## INFORMATION GIVEN
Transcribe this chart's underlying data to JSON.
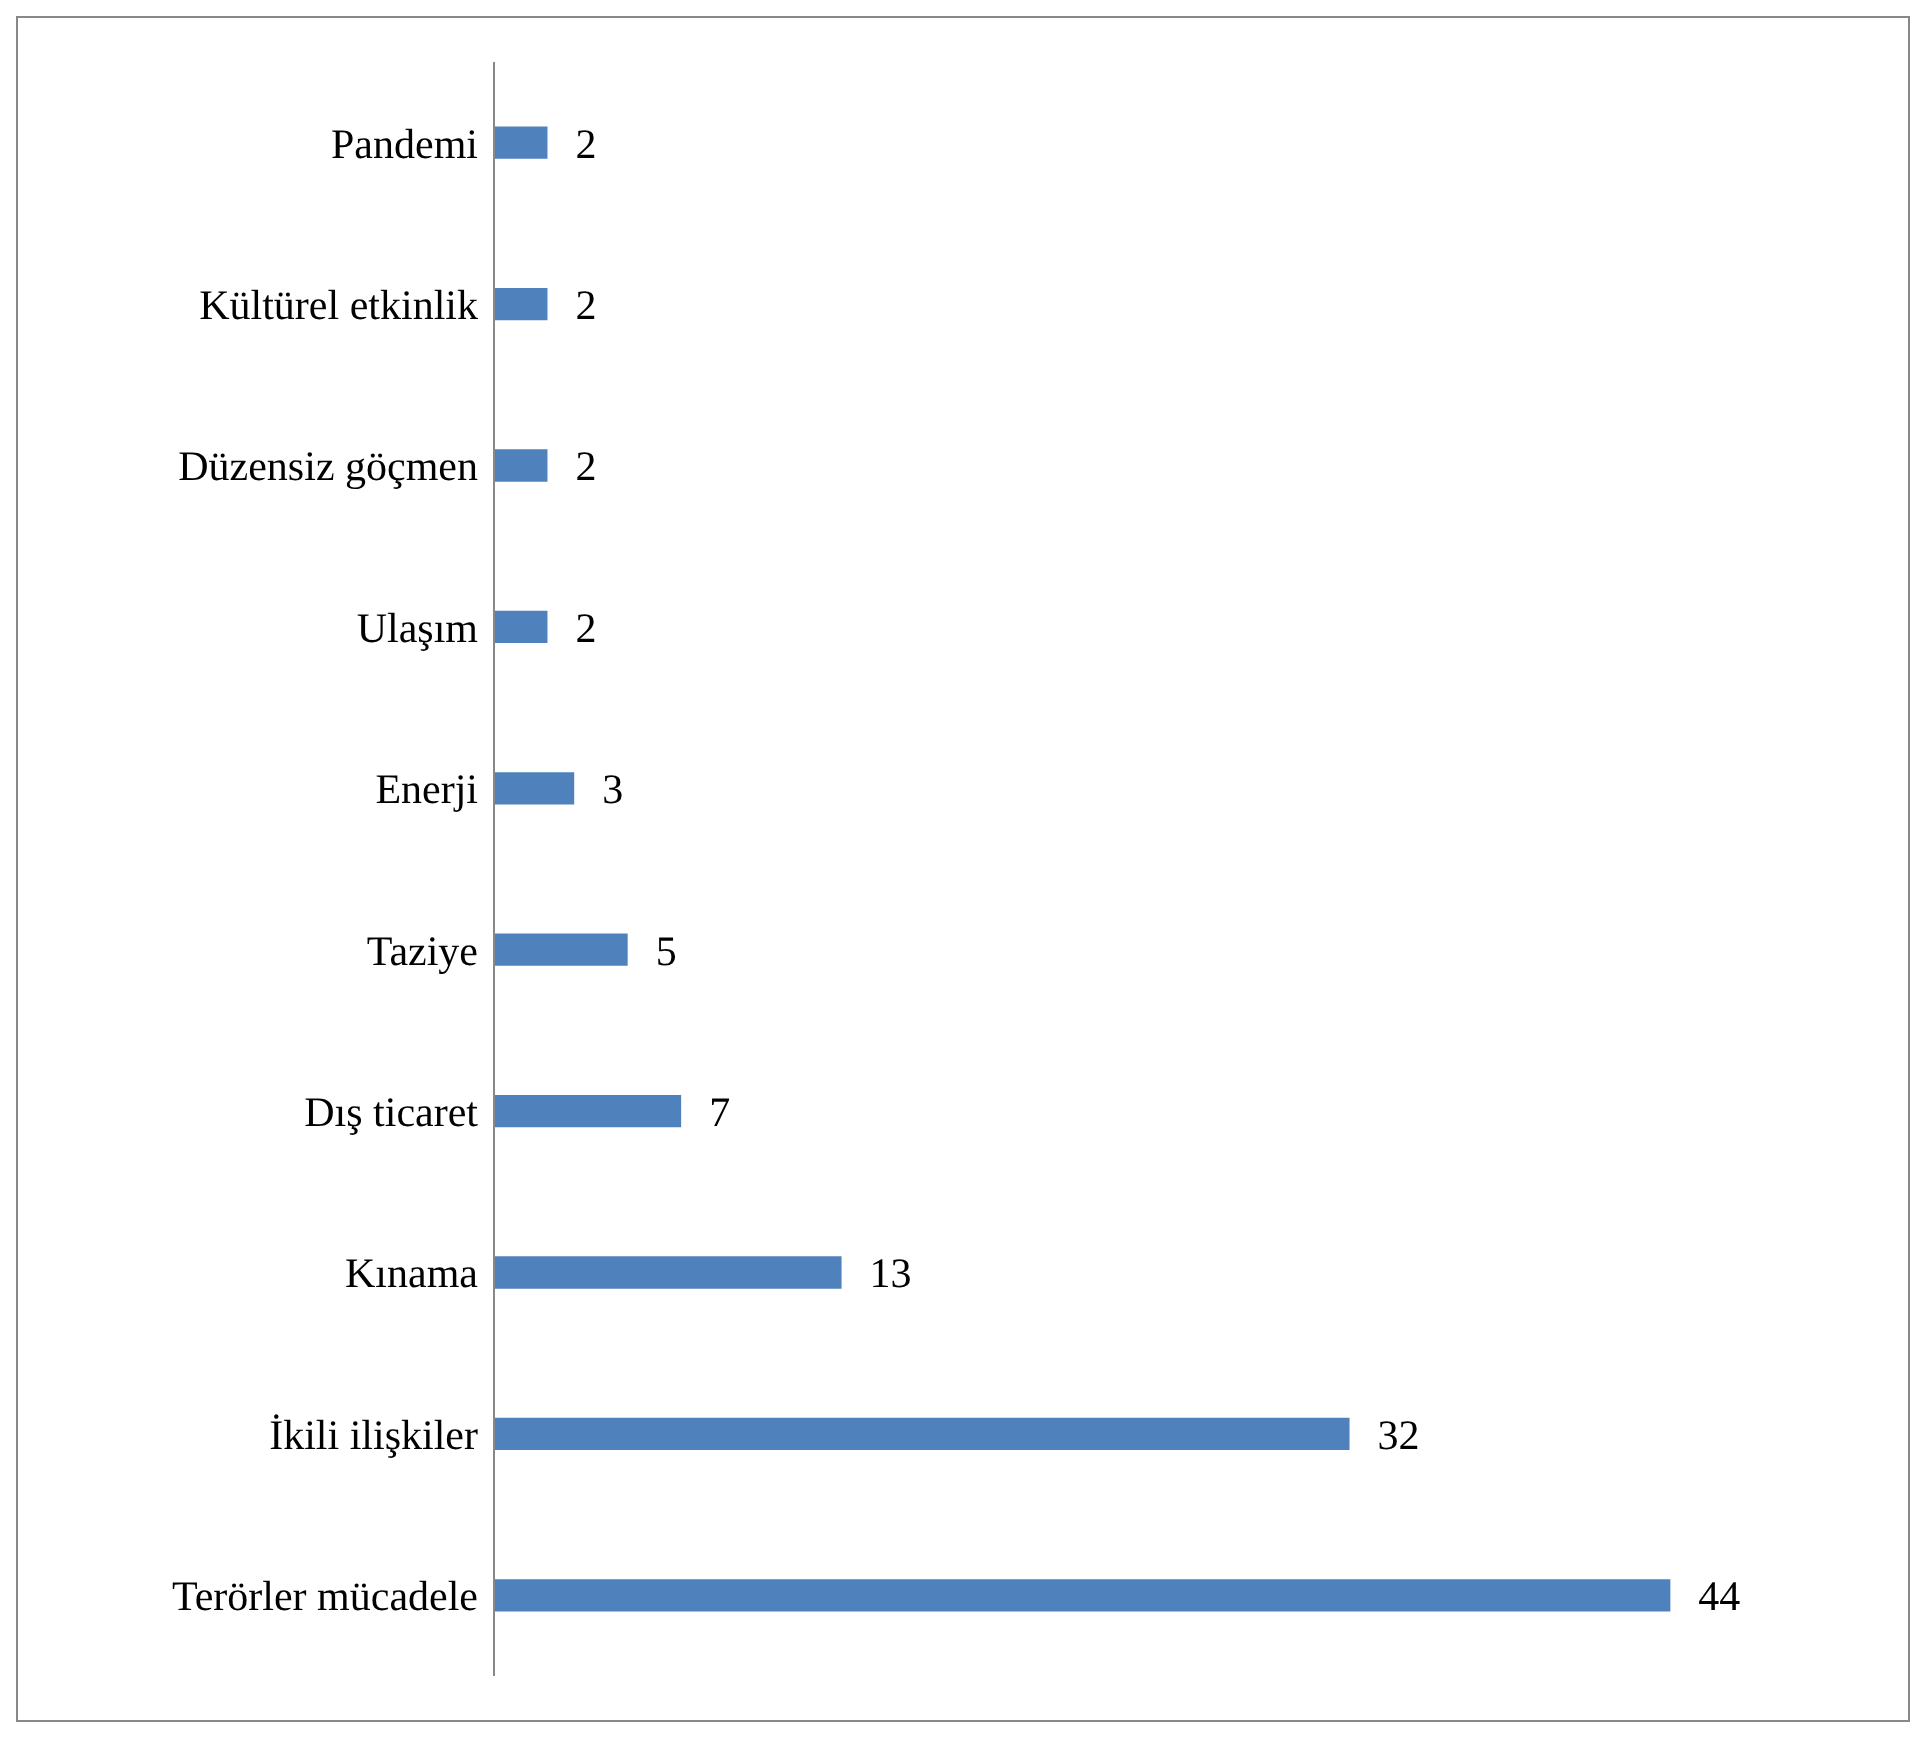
{
  "chart_data": {
    "type": "bar",
    "orientation": "horizontal",
    "categories": [
      "Pandemi",
      "Kültürel etkinlik",
      "Düzensiz göçmen",
      "Ulaşım",
      "Enerji",
      "Taziye",
      "Dış ticaret",
      "Kınama",
      "İkili ilişkiler",
      "Terörler mücadele"
    ],
    "values": [
      2,
      2,
      2,
      2,
      3,
      5,
      7,
      13,
      32,
      44
    ],
    "color": "#4f81bd",
    "data_labels": true
  }
}
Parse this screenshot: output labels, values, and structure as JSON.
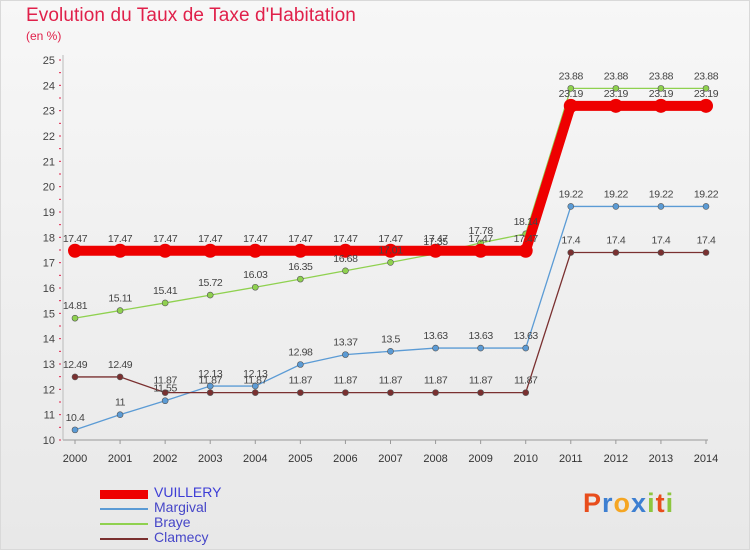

## EXERCISE
Repeat everything in the records precisely. Images are excluded from the copy.

## PROBLEM SOLUTION
Transcribe this chart's underlying data to JSON.
{
  "chart_data": {
    "type": "bar",
    "orientation": "horizontal",
    "categories": [
      "Pandemi",
      "Kültürel etkinlik",
      "Düzensiz göçmen",
      "Ulaşım",
      "Enerji",
      "Taziye",
      "Dış ticaret",
      "Kınama",
      "İkili ilişkiler",
      "Terörler mücadele"
    ],
    "values": [
      2,
      2,
      2,
      2,
      3,
      5,
      7,
      13,
      32,
      44
    ],
    "color": "#4f81bd",
    "data_labels": true
  }
}
Parse this screenshot: output labels, values, and structure as JSON.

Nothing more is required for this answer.